# Written instruction
Rewrite the lines as a Markdown table with columns headed Number and Line, omitting any blank lines. Begin with the first line and stop after the line that contains "brand-domain: CLOTHING.CO.UK: [282, 683, 442, 696]", including both.

# Dataset excerpts
------------------------------------

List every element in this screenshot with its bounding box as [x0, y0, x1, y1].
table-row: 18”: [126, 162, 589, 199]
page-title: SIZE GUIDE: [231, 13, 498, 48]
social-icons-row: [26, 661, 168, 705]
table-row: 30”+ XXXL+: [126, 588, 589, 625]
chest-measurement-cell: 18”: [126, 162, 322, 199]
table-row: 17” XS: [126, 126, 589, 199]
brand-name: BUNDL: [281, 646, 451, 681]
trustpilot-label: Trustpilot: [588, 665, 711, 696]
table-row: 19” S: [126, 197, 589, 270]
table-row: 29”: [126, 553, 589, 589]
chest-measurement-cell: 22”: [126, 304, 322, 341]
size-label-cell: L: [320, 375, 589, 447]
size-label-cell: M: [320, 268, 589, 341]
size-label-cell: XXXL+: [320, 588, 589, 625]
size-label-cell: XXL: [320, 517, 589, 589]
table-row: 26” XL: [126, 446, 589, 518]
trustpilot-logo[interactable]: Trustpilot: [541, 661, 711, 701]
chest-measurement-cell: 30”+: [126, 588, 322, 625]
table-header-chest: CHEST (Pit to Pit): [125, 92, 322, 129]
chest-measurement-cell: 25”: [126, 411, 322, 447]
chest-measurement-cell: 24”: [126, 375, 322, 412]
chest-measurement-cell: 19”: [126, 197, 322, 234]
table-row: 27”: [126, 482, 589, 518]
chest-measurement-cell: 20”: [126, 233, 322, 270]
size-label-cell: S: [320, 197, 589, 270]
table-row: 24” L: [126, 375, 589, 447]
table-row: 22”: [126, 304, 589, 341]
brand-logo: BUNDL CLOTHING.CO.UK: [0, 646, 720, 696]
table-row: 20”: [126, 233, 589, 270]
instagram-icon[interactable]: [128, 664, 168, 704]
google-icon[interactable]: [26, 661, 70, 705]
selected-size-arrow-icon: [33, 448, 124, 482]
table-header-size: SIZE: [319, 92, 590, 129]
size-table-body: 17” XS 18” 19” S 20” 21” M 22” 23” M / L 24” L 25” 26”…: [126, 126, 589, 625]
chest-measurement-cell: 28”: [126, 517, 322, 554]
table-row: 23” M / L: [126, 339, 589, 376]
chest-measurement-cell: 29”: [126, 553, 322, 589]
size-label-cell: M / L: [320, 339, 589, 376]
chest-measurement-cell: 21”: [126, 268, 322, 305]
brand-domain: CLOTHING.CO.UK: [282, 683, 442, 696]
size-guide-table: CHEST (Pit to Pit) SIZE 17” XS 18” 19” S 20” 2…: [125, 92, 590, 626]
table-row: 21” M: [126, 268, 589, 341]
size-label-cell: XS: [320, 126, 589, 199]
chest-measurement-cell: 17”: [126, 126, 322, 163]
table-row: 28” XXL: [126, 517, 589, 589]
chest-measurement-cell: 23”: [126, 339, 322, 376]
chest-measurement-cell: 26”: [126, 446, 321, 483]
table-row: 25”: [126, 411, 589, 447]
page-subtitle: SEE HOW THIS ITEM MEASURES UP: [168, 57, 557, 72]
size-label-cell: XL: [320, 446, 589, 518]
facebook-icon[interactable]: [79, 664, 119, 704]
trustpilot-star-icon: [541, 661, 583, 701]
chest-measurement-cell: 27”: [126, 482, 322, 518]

------------------------------------

# Result of the exercise
| Number | Line |
|---|---|
| 1 | List every element in this screenshot with its bounding box as [x0, y0, x1, y1]. |
| 2 | table-row: 18”: [126, 162, 589, 199] |
| 3 | page-title: SIZE GUIDE: [231, 13, 498, 48] |
| 4 | social-icons-row: [26, 661, 168, 705] |
| 5 | table-row: 30”+ XXXL+: [126, 588, 589, 625] |
| 6 | chest-measurement-cell: 18”: [126, 162, 322, 199] |
| 7 | table-row: 17” XS: [126, 126, 589, 199] |
| 8 | brand-name: BUNDL: [281, 646, 451, 681] |
| 9 | trustpilot-label: Trustpilot: [588, 665, 711, 696] |
| 10 | table-row: 19” S: [126, 197, 589, 270] |
| 11 | table-row: 29”: [126, 553, 589, 589] |
| 12 | chest-measurement-cell: 22”: [126, 304, 322, 341] |
| 13 | size-label-cell: L: [320, 375, 589, 447] |
| 14 | size-label-cell: M: [320, 268, 589, 341] |
| 15 | size-label-cell: XXXL+: [320, 588, 589, 625] |
| 16 | size-label-cell: XXL: [320, 517, 589, 589] |
| 17 | table-row: 26” XL: [126, 446, 589, 518] |
| 18 | trustpilot-logo[interactable]: Trustpilot: [541, 661, 711, 701] |
| 19 | chest-measurement-cell: 30”+: [126, 588, 322, 625] |
| 20 | table-header-chest: CHEST (Pit to Pit): [125, 92, 322, 129] |
| 21 | chest-measurement-cell: 25”: [126, 411, 322, 447] |
| 22 | chest-measurement-cell: 24”: [126, 375, 322, 412] |
| 23 | chest-measurement-cell: 19”: [126, 197, 322, 234] |
| 24 | table-row: 27”: [126, 482, 589, 518] |
| 25 | chest-measurement-cell: 20”: [126, 233, 322, 270] |
| 26 | size-label-cell: S: [320, 197, 589, 270] |
| 27 | table-row: 24” L: [126, 375, 589, 447] |
| 28 | table-row: 22”: [126, 304, 589, 341] |
| 29 | brand-logo: BUNDL CLOTHING.CO.UK: [0, 646, 720, 696] |
| 30 | table-row: 20”: [126, 233, 589, 270] |
| 31 | instagram-icon[interactable]: [128, 664, 168, 704] |
| 32 | google-icon[interactable]: [26, 661, 70, 705] |
| 33 | selected-size-arrow-icon: [33, 448, 124, 482] |
| 34 | table-header-size: SIZE: [319, 92, 590, 129] |
| 35 | size-table-body: 17” XS 18” 19” S 20” 21” M 22” 23” M / L 24” L 25” 26”…: [126, 126, 589, 625] |
| 36 | chest-measurement-cell: 28”: [126, 517, 322, 554] |
| 37 | table-row: 23” M / L: [126, 339, 589, 376] |
| 38 | chest-measurement-cell: 29”: [126, 553, 322, 589] |
| 39 | size-label-cell: M / L: [320, 339, 589, 376] |
| 40 | chest-measurement-cell: 21”: [126, 268, 322, 305] |
| 41 | brand-domain: CLOTHING.CO.UK: [282, 683, 442, 696] |